**Exercise set**:
1 - Answer these questions from the passage below on the imageFolderPathMatch property, one answer per line, marked to match:
(a) What kind of value is imageFolderPathMatch?
(b) Which image file types does the package look at?
(c) Why does the example use double backslashes?
2 - For each statement below, say whether the passage on the imageFolderPathMatch property agrees with it. Answer yes or no, and quote the words from the passage that decide it.
(a) The package examines image files only in the site's root directory and skips its subdirectories.
(b) The example shows how to process all image files in directory images\img1.
(c) Files with a .bmp extension are among those whose paths the package looks at.
3 - Continue the passage on the imageFolderPathMatch property, starting after its last sentence.

For details on the folder images feature, see processFolderImages.

The imageFolderPathMatch property is a regular expression. If processFolderImages is active, than the package looks at the file paths of all .png, .gif and .jpg files in the root directory of the site and its subdirectories. Those image files whose paths match imageFolderPathMatch will be processed.

For example, to process all image files in directory images\img1, you would use:

<!--all images in images\img1-->
<cssSpriteGenerator imageFolderPathMatch="\\images\\img1\\" ... >
</cssSpriteGenerator>

(it uses double backslashes because the backslash is a special character in regular expressions, so needs to be escaped with another backslash)

**Source excerpt**:
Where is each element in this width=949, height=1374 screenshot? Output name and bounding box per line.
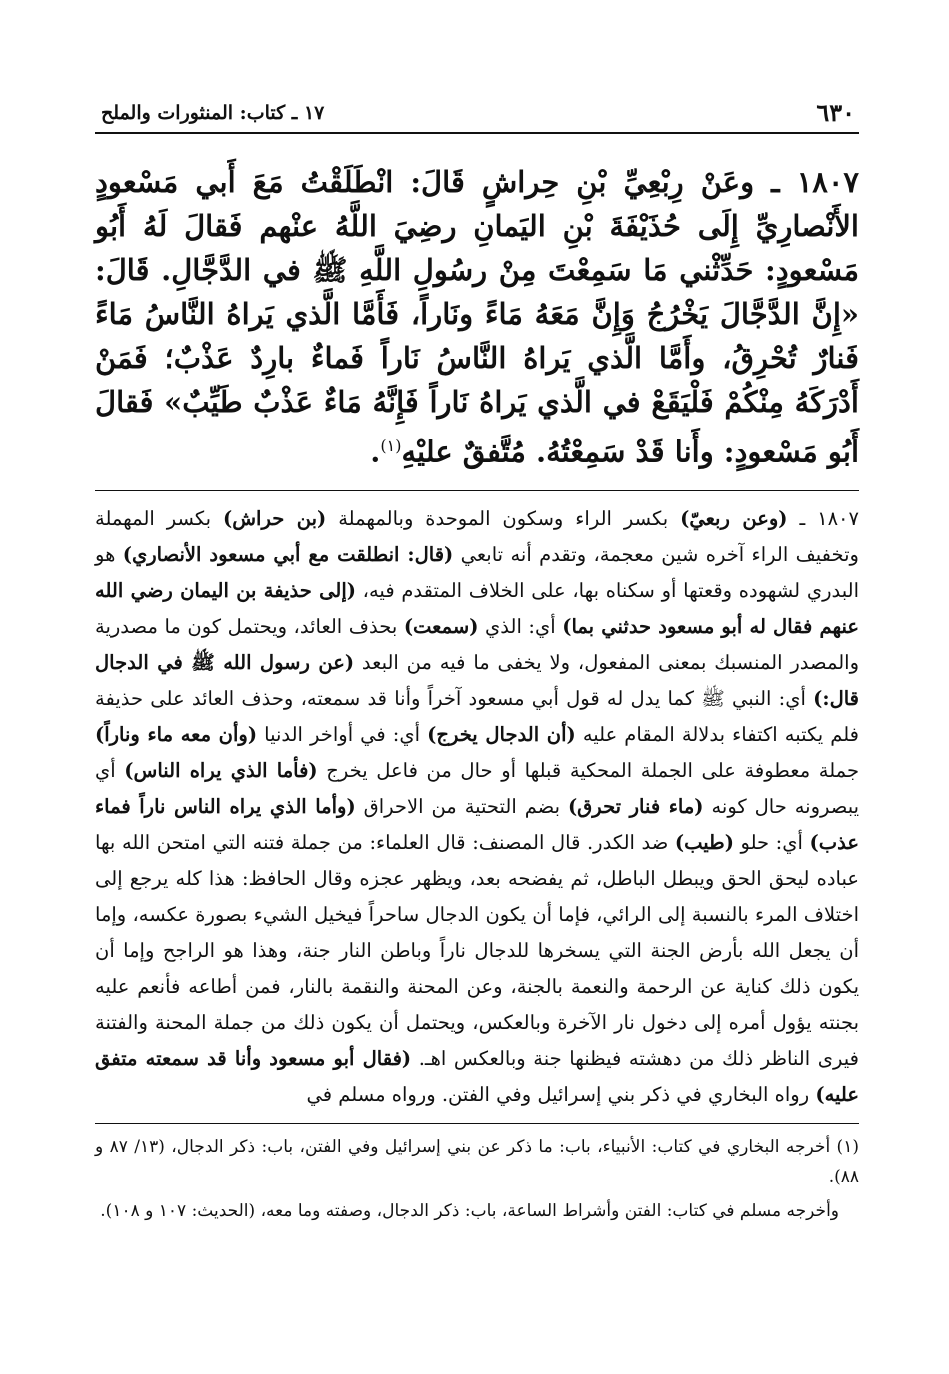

**Results by task**:
1 -
(a) It is a regular expression.
(b) It looks at .png, .gif and .jpg files.
(c) The backslash is a special character in regular expressions, so it has to be escaped with another backslash.

2 -
(a) No: "in the root directory of the site and its subdirectories"
(b) Yes: "to process all image files in directory images\img1"
(c) No: "all .png, .gif and .jpg files"

3 -
If you wanted to process only the .png files in directory images\img1, you would use:

<!--all .png images in images\img1-->
<cssSpriteGenerator imageFolderPathMatch="\\images\\img1\\.*?png$" ... >
</cssSpriteGenerator>

If you want to process all image files in the root directory of the site and its subdirectories, use:

<!--all images in the site-->
<cssSpriteGenerator imageFolderPathMatch="\\" ... >
</cssSpriteGenerator>

If your site writes images to the root directory of the site or one of its sub directories (for example if visitors can upload images), than make sure that those images are stored in a directory that isn't matched by imageFolderPathMatch, otherwise they could wind up in sprites. Those sprites would get bigger with every image added.

Additionally, if your site writes images frequently, such as more than once every 5 minutes, consider storing these images outside the root directory of the site. For faster processing, the package keeps the structure of the root directory and its sub directories in cache. Each time an image is added to the root directory or one of its sub directories, that cache entry is removed to ensure it isn't outdated, meaning that the package has to rebuild that cache entry again.


Sprite Generation


copiedImgAttributes

Determines which attributes are copied over from an img tag when it is replaced by a div tag.

Type Default
string
(regular expression)
all attributes copied
(except the ones listed below)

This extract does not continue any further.